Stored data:
## Begin
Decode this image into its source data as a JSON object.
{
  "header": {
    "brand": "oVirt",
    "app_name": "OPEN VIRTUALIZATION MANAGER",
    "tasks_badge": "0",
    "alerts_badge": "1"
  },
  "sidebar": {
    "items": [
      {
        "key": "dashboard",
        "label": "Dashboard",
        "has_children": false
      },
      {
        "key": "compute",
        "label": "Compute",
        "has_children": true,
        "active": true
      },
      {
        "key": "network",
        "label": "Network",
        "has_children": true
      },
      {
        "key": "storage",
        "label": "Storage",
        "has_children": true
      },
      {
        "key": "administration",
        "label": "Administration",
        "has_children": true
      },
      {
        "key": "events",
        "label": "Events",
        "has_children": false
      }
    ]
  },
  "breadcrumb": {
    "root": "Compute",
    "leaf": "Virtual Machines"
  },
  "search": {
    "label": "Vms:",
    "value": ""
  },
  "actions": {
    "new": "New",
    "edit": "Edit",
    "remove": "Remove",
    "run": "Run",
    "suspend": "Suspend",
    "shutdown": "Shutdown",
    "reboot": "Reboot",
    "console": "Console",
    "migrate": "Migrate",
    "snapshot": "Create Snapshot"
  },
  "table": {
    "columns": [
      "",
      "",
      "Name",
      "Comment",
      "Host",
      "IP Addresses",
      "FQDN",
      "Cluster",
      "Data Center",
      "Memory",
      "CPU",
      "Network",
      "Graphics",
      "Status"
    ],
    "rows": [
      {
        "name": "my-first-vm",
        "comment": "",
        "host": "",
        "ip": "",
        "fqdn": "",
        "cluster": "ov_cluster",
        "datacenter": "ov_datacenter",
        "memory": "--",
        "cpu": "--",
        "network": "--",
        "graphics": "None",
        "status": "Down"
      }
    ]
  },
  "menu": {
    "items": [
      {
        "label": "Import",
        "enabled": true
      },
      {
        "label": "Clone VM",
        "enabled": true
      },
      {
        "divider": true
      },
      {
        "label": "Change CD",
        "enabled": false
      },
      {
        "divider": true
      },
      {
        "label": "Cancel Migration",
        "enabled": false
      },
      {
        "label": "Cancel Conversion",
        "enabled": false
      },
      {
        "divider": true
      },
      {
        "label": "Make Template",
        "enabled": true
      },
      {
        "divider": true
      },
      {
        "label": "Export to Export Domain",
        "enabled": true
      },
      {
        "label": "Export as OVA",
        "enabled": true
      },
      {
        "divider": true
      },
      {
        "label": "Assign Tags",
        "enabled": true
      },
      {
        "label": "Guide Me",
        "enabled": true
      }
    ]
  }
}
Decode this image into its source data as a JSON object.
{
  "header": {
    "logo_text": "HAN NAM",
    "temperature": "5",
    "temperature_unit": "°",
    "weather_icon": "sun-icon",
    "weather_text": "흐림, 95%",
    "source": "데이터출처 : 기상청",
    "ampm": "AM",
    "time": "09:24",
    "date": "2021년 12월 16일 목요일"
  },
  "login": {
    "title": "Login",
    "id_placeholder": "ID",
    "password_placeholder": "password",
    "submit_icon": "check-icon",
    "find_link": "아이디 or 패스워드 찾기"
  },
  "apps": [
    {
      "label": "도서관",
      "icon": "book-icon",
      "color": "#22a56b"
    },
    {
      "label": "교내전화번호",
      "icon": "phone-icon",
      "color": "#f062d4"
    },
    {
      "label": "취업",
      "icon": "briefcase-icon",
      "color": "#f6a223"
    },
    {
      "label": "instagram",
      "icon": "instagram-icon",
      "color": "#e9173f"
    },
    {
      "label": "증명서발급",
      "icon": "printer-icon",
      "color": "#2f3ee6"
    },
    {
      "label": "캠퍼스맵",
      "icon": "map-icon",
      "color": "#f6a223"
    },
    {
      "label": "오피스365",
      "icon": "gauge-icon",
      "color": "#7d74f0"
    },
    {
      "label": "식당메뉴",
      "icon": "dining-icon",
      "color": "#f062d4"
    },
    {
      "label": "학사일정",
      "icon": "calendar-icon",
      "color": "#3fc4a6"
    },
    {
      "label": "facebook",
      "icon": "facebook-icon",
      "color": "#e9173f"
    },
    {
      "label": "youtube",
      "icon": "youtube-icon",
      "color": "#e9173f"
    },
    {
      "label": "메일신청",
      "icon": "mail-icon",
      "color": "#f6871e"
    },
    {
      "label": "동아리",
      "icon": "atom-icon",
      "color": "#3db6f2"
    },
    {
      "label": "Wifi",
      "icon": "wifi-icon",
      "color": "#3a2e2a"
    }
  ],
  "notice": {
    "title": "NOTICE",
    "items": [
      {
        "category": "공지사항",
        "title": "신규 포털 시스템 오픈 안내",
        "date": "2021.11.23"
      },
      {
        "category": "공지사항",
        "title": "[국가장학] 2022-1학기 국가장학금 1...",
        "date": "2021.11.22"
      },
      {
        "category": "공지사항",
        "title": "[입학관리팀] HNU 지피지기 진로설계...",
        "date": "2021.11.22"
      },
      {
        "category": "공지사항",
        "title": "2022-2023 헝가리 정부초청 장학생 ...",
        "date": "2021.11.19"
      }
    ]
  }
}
## End
Stated goal:
Retype all of the data shown above, word for word.

Expected answer:
Decode this image into its source data as a JSON object.
{
  "header": {
    "brand": "oVirt",
    "app_name": "OPEN VIRTUALIZATION MANAGER",
    "tasks_badge": "0",
    "alerts_badge": "1"
  },
  "sidebar": {
    "items": [
      {
        "key": "dashboard",
        "label": "Dashboard",
        "has_children": false
      },
      {
        "key": "compute",
        "label": "Compute",
        "has_children": true,
        "active": true
      },
      {
        "key": "network",
        "label": "Network",
        "has_children": true
      },
      {
        "key": "storage",
        "label": "Storage",
        "has_children": true
      },
      {
        "key": "administration",
        "label": "Administration",
        "has_children": true
      },
      {
        "key": "events",
        "label": "Events",
        "has_children": false
      }
    ]
  },
  "breadcrumb": {
    "root": "Compute",
    "leaf": "Virtual Machines"
  },
  "search": {
    "label": "Vms:",
    "value": ""
  },
  "actions": {
    "new": "New",
    "edit": "Edit",
    "remove": "Remove",
    "run": "Run",
    "suspend": "Suspend",
    "shutdown": "Shutdown",
    "reboot": "Reboot",
    "console": "Console",
    "migrate": "Migrate",
    "snapshot": "Create Snapshot"
  },
  "table": {
    "columns": [
      "",
      "",
      "Name",
      "Comment",
      "Host",
      "IP Addresses",
      "FQDN",
      "Cluster",
      "Data Center",
      "Memory",
      "CPU",
      "Network",
      "Graphics",
      "Status"
    ],
    "rows": [
      {
        "name": "my-first-vm",
        "comment": "",
        "host": "",
        "ip": "",
        "fqdn": "",
        "cluster": "ov_cluster",
        "datacenter": "ov_datacenter",
        "memory": "--",
        "cpu": "--",
        "network": "--",
        "graphics": "None",
        "status": "Down"
      }
    ]
  },
  "menu": {
    "items": [
      {
        "label": "Import",
        "enabled": true
      },
      {
        "label": "Clone VM",
        "enabled": true
      },
      {
        "divider": true
      },
      {
        "label": "Change CD",
        "enabled": false
      },
      {
        "divider": true
      },
      {
        "label": "Cancel Migration",
        "enabled": false
      },
      {
        "label": "Cancel Conversion",
        "enabled": false
      },
      {
        "divider": true
      },
      {
        "label": "Make Template",
        "enabled": true
      },
      {
        "divider": true
      },
      {
        "label": "Export to Export Domain",
        "enabled": true
      },
      {
        "label": "Export as OVA",
        "enabled": true
      },
      {
        "divider": true
      },
      {
        "label": "Assign Tags",
        "enabled": true
      },
      {
        "label": "Guide Me",
        "enabled": true
      }
    ]
  }
}
Decode this image into its source data as a JSON object.
{
  "header": {
    "logo_text": "HAN NAM",
    "temperature": "5",
    "temperature_unit": "°",
    "weather_icon": "sun-icon",
    "weather_text": "흐림, 95%",
    "source": "데이터출처 : 기상청",
    "ampm": "AM",
    "time": "09:24",
    "date": "2021년 12월 16일 목요일"
  },
  "login": {
    "title": "Login",
    "id_placeholder": "ID",
    "password_placeholder": "password",
    "submit_icon": "check-icon",
    "find_link": "아이디 or 패스워드 찾기"
  },
  "apps": [
    {
      "label": "도서관",
      "icon": "book-icon",
      "color": "#22a56b"
    },
    {
      "label": "교내전화번호",
      "icon": "phone-icon",
      "color": "#f062d4"
    },
    {
      "label": "취업",
      "icon": "briefcase-icon",
      "color": "#f6a223"
    },
    {
      "label": "instagram",
      "icon": "instagram-icon",
      "color": "#e9173f"
    },
    {
      "label": "증명서발급",
      "icon": "printer-icon",
      "color": "#2f3ee6"
    },
    {
      "label": "캠퍼스맵",
      "icon": "map-icon",
      "color": "#f6a223"
    },
    {
      "label": "오피스365",
      "icon": "gauge-icon",
      "color": "#7d74f0"
    },
    {
      "label": "식당메뉴",
      "icon": "dining-icon",
      "color": "#f062d4"
    },
    {
      "label": "학사일정",
      "icon": "calendar-icon",
      "color": "#3fc4a6"
    },
    {
      "label": "facebook",
      "icon": "facebook-icon",
      "color": "#e9173f"
    },
    {
      "label": "youtube",
      "icon": "youtube-icon",
      "color": "#e9173f"
    },
    {
      "label": "메일신청",
      "icon": "mail-icon",
      "color": "#f6871e"
    },
    {
      "label": "동아리",
      "icon": "atom-icon",
      "color": "#3db6f2"
    },
    {
      "label": "Wifi",
      "icon": "wifi-icon",
      "color": "#3a2e2a"
    }
  ],
  "notice": {
    "title": "NOTICE",
    "items": [
      {
        "category": "공지사항",
        "title": "신규 포털 시스템 오픈 안내",
        "date": "2021.11.23"
      },
      {
        "category": "공지사항",
        "title": "[국가장학] 2022-1학기 국가장학금 1...",
        "date": "2021.11.22"
      },
      {
        "category": "공지사항",
        "title": "[입학관리팀] HNU 지피지기 진로설계...",
        "date": "2021.11.22"
      },
      {
        "category": "공지사항",
        "title": "2022-2023 헝가리 정부초청 장학생 ...",
        "date": "2021.11.19"
      }
    ]
  }
}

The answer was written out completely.